**SHORT TASK**
Leave the pictures out and transcribe every record exactly.

---- EXTRACTED RECORDS

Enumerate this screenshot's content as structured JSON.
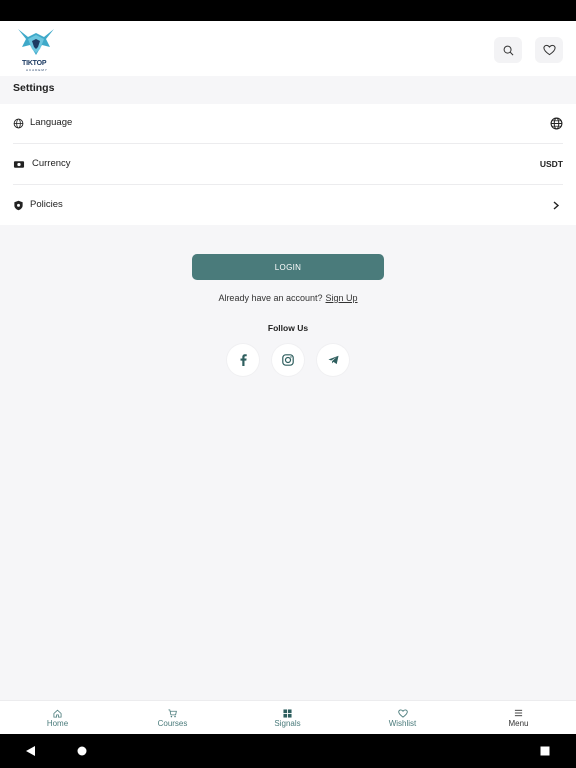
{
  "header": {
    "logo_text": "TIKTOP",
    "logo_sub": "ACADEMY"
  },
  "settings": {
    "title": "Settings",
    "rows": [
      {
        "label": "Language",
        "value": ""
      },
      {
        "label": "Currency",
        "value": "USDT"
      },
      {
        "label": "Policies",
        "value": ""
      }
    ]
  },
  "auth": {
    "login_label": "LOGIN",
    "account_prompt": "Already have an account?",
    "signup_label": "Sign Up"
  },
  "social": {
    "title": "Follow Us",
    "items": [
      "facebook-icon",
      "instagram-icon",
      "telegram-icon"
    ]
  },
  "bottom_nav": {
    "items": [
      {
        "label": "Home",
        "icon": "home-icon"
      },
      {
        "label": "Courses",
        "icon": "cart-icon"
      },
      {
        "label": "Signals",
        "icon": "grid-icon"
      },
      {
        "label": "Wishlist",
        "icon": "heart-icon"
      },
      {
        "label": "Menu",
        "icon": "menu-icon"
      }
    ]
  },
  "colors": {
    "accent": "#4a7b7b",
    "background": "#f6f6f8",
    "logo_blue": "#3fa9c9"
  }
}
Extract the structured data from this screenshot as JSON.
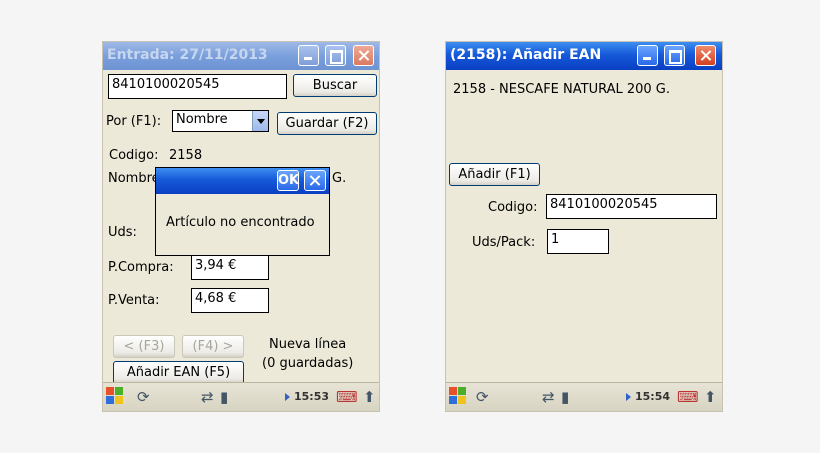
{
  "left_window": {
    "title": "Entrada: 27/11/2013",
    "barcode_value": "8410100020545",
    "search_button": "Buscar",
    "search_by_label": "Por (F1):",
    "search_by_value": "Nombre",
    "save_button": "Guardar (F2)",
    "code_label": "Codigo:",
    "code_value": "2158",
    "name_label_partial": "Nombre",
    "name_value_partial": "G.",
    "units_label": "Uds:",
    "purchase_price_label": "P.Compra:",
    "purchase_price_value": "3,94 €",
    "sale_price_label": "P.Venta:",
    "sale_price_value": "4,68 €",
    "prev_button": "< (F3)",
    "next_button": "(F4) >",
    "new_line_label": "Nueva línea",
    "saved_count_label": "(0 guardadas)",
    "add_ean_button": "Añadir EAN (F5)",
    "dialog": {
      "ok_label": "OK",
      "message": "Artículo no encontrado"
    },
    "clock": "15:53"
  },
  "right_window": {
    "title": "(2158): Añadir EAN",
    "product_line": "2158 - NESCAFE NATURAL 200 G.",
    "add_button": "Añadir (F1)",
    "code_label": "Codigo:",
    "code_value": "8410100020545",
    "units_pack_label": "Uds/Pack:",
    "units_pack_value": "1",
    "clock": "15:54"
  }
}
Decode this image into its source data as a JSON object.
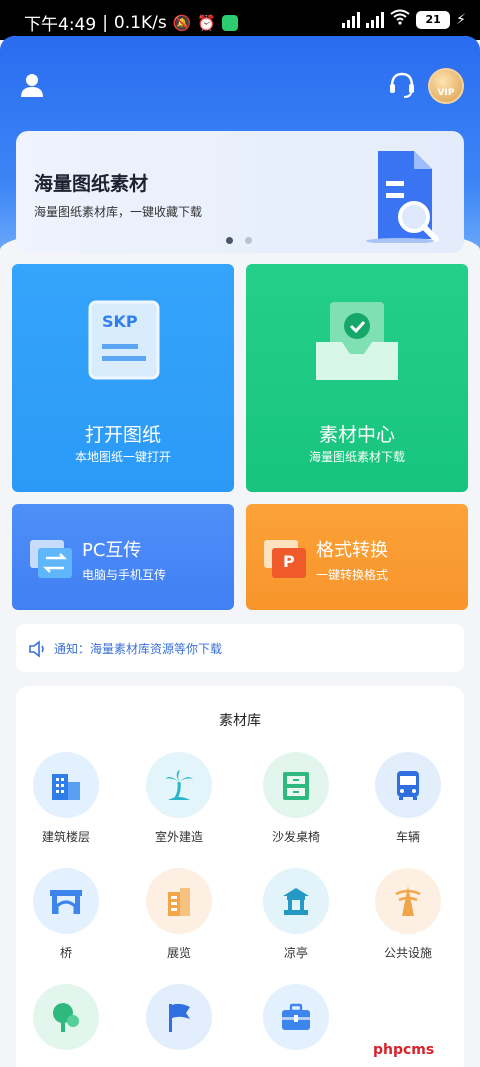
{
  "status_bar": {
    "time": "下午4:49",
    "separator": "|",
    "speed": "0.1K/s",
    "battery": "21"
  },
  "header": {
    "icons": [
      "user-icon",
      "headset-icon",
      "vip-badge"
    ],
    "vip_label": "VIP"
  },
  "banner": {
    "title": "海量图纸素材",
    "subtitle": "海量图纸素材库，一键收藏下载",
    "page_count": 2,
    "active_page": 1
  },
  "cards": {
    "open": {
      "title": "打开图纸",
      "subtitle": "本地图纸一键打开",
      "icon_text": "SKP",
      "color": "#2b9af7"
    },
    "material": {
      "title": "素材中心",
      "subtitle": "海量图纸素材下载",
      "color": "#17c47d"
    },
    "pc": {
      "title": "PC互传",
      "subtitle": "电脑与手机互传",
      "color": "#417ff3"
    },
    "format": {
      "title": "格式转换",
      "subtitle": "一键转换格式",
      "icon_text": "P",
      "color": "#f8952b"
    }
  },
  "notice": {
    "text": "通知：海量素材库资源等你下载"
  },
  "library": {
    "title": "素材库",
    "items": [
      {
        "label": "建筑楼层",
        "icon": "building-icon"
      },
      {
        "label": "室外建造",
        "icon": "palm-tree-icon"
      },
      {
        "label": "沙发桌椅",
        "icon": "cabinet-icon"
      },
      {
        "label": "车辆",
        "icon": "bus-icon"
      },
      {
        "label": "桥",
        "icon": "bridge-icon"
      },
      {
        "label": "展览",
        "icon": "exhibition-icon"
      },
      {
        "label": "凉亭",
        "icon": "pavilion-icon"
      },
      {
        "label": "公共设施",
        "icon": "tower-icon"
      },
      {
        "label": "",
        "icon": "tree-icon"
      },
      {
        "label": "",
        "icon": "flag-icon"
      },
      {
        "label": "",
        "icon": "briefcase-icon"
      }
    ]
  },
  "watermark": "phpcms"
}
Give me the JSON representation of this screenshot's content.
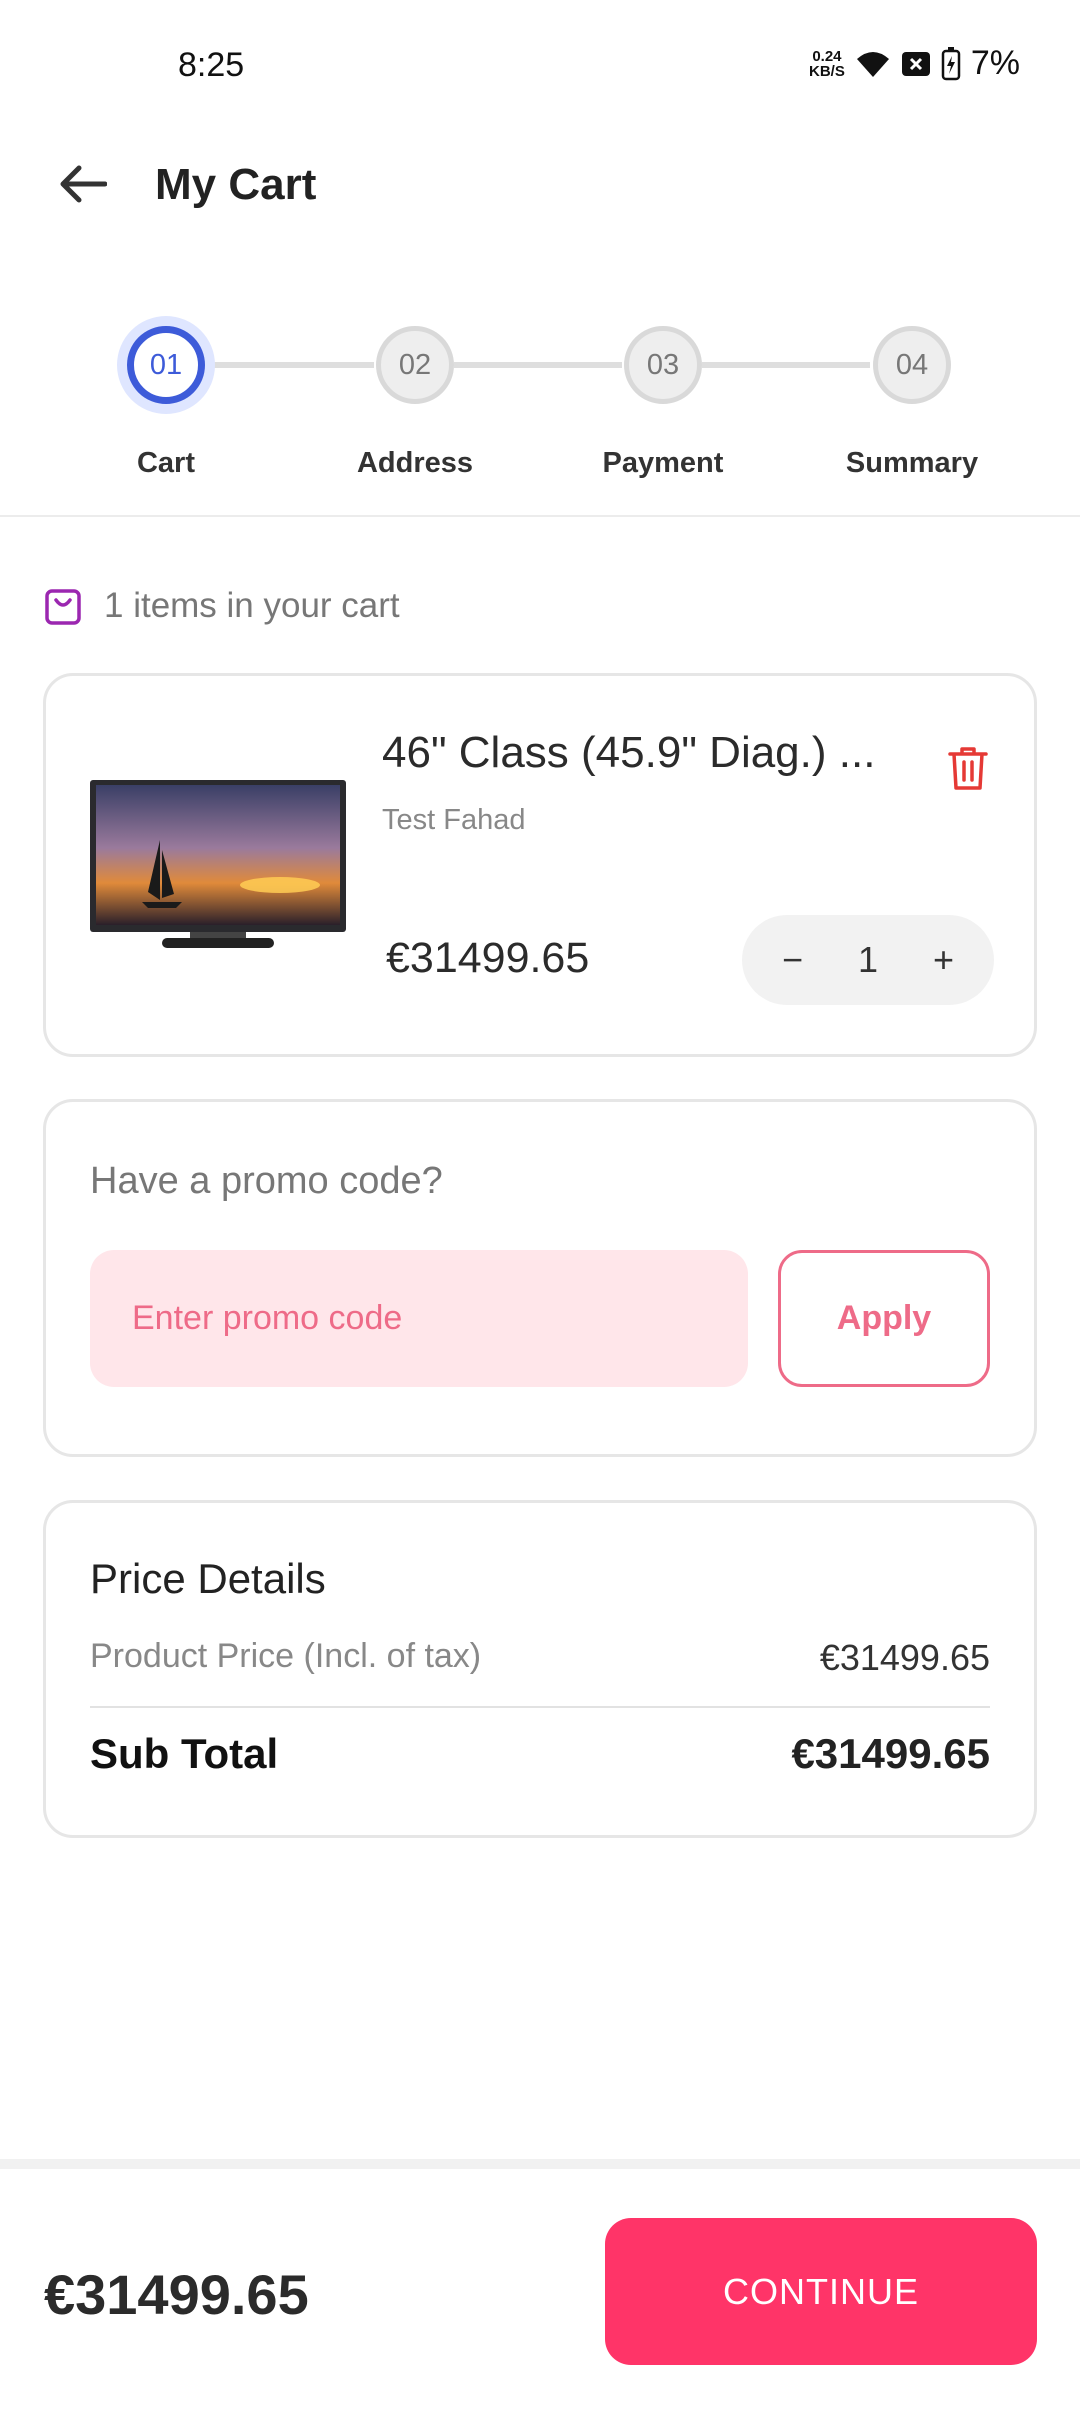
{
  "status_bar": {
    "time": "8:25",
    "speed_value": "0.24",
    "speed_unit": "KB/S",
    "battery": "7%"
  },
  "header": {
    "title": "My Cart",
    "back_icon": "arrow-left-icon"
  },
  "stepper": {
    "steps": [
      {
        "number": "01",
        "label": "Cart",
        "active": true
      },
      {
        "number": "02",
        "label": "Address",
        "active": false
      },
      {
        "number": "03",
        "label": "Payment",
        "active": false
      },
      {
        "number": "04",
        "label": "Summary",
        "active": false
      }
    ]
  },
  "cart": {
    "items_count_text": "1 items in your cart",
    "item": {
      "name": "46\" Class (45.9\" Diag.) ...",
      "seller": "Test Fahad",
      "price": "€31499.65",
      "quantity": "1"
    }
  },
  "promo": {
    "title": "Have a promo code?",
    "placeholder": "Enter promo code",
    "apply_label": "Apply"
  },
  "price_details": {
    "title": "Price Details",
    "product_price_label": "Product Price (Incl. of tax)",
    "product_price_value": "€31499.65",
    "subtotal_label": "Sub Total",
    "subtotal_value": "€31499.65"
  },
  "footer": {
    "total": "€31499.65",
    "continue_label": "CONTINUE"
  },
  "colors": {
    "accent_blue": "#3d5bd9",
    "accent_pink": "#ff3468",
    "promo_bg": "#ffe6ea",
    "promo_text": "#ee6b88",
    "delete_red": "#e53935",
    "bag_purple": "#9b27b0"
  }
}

--------

**EXERCISE ANSWER**
Enumerate this screenshot's content as structured JSON.
{
  "header": {
    "logo_text": "TIKTOP",
    "logo_sub": "ACADEMY"
  },
  "settings": {
    "title": "Settings",
    "rows": [
      {
        "label": "Language",
        "value": ""
      },
      {
        "label": "Currency",
        "value": "USDT"
      },
      {
        "label": "Policies",
        "value": ""
      }
    ]
  },
  "auth": {
    "login_label": "LOGIN",
    "account_prompt": "Already have an account?",
    "signup_label": "Sign Up"
  },
  "social": {
    "title": "Follow Us",
    "items": [
      "facebook-icon",
      "instagram-icon",
      "telegram-icon"
    ]
  },
  "bottom_nav": {
    "items": [
      {
        "label": "Home",
        "icon": "home-icon"
      },
      {
        "label": "Courses",
        "icon": "cart-icon"
      },
      {
        "label": "Signals",
        "icon": "grid-icon"
      },
      {
        "label": "Wishlist",
        "icon": "heart-icon"
      },
      {
        "label": "Menu",
        "icon": "menu-icon"
      }
    ]
  },
  "colors": {
    "accent": "#4a7b7b",
    "background": "#f6f6f8",
    "logo_blue": "#3fa9c9"
  }
}
Extract the structured data from this screenshot as JSON.
{
  "left_window": {
    "title": "Entrada: 27/11/2013",
    "barcode_value": "8410100020545",
    "search_button": "Buscar",
    "search_by_label": "Por (F1):",
    "search_by_value": "Nombre",
    "save_button": "Guardar (F2)",
    "code_label": "Codigo:",
    "code_value": "2158",
    "name_label_partial": "Nombre",
    "name_value_partial": "G.",
    "units_label": "Uds:",
    "purchase_price_label": "P.Compra:",
    "purchase_price_value": "3,94 €",
    "sale_price_label": "P.Venta:",
    "sale_price_value": "4,68 €",
    "prev_button": "< (F3)",
    "next_button": "(F4) >",
    "new_line_label": "Nueva línea",
    "saved_count_label": "(0 guardadas)",
    "add_ean_button": "Añadir EAN (F5)",
    "dialog": {
      "ok_label": "OK",
      "message": "Artículo no encontrado"
    },
    "clock": "15:53"
  },
  "right_window": {
    "title": "(2158): Añadir EAN",
    "product_line": "2158 - NESCAFE NATURAL 200 G.",
    "add_button": "Añadir (F1)",
    "code_label": "Codigo:",
    "code_value": "8410100020545",
    "units_pack_label": "Uds/Pack:",
    "units_pack_value": "1",
    "clock": "15:54"
  }
}
Decode this image into its source data as a JSON object.
{
  "status_bar": {
    "time": "下午4:49",
    "separator": "|",
    "speed": "0.1K/s",
    "battery": "21"
  },
  "header": {
    "icons": [
      "user-icon",
      "headset-icon",
      "vip-badge"
    ],
    "vip_label": "VIP"
  },
  "banner": {
    "title": "海量图纸素材",
    "subtitle": "海量图纸素材库，一键收藏下载",
    "page_count": 2,
    "active_page": 1
  },
  "cards": {
    "open": {
      "title": "打开图纸",
      "subtitle": "本地图纸一键打开",
      "icon_text": "SKP",
      "color": "#2b9af7"
    },
    "material": {
      "title": "素材中心",
      "subtitle": "海量图纸素材下载",
      "color": "#17c47d"
    },
    "pc": {
      "title": "PC互传",
      "subtitle": "电脑与手机互传",
      "color": "#417ff3"
    },
    "format": {
      "title": "格式转换",
      "subtitle": "一键转换格式",
      "icon_text": "P",
      "color": "#f8952b"
    }
  },
  "notice": {
    "text": "通知：海量素材库资源等你下载"
  },
  "library": {
    "title": "素材库",
    "items": [
      {
        "label": "建筑楼层",
        "icon": "building-icon"
      },
      {
        "label": "室外建造",
        "icon": "palm-tree-icon"
      },
      {
        "label": "沙发桌椅",
        "icon": "cabinet-icon"
      },
      {
        "label": "车辆",
        "icon": "bus-icon"
      },
      {
        "label": "桥",
        "icon": "bridge-icon"
      },
      {
        "label": "展览",
        "icon": "exhibition-icon"
      },
      {
        "label": "凉亭",
        "icon": "pavilion-icon"
      },
      {
        "label": "公共设施",
        "icon": "tower-icon"
      },
      {
        "label": "",
        "icon": "tree-icon"
      },
      {
        "label": "",
        "icon": "flag-icon"
      },
      {
        "label": "",
        "icon": "briefcase-icon"
      }
    ]
  },
  "watermark": "phpcms"
}
Give me the JSON representation of this screenshot's content.
{
  "status_bar": {
    "time": "8:25",
    "speed_value": "0.24",
    "speed_unit": "KB/S",
    "battery": "7%"
  },
  "header": {
    "title": "My Cart",
    "back_icon": "arrow-left-icon"
  },
  "stepper": {
    "steps": [
      {
        "number": "01",
        "label": "Cart",
        "active": true
      },
      {
        "number": "02",
        "label": "Address",
        "active": false
      },
      {
        "number": "03",
        "label": "Payment",
        "active": false
      },
      {
        "number": "04",
        "label": "Summary",
        "active": false
      }
    ]
  },
  "cart": {
    "items_count_text": "1 items in your cart",
    "item": {
      "name": "46\" Class (45.9\" Diag.) ...",
      "seller": "Test Fahad",
      "price": "€31499.65",
      "quantity": "1"
    }
  },
  "promo": {
    "title": "Have a promo code?",
    "placeholder": "Enter promo code",
    "apply_label": "Apply"
  },
  "price_details": {
    "title": "Price Details",
    "product_price_label": "Product Price (Incl. of tax)",
    "product_price_value": "€31499.65",
    "subtotal_label": "Sub Total",
    "subtotal_value": "€31499.65"
  },
  "footer": {
    "total": "€31499.65",
    "continue_label": "CONTINUE"
  },
  "colors": {
    "accent_blue": "#3d5bd9",
    "accent_pink": "#ff3468",
    "promo_bg": "#ffe6ea",
    "promo_text": "#ee6b88",
    "delete_red": "#e53935",
    "bag_purple": "#9b27b0"
  }
}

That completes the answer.